Gather from the listing below each line that includes the word "镇巴县城供水管网提质增效工程Ⅱ标段", and copy it.

* * * * *

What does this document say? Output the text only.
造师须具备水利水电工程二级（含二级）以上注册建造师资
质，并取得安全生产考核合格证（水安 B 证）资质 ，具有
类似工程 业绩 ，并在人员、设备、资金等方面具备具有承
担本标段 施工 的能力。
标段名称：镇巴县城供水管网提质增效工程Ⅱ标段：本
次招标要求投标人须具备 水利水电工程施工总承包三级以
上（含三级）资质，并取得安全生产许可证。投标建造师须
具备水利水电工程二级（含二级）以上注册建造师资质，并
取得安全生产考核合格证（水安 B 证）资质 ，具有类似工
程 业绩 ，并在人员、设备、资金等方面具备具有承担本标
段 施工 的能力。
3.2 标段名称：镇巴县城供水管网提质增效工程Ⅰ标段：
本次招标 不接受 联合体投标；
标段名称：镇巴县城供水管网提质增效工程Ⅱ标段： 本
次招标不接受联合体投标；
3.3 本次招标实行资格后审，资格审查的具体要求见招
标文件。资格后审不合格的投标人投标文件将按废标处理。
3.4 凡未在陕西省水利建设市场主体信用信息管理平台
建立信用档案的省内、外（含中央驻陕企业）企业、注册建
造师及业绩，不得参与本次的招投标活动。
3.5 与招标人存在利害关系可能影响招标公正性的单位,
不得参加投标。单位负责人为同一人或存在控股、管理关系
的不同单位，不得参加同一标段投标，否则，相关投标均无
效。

* * * * *

Response:
标段名称：镇巴县城供水管网提质增效工程Ⅱ标段：本
标段名称：镇巴县城供水管网提质增效工程Ⅱ标段： 本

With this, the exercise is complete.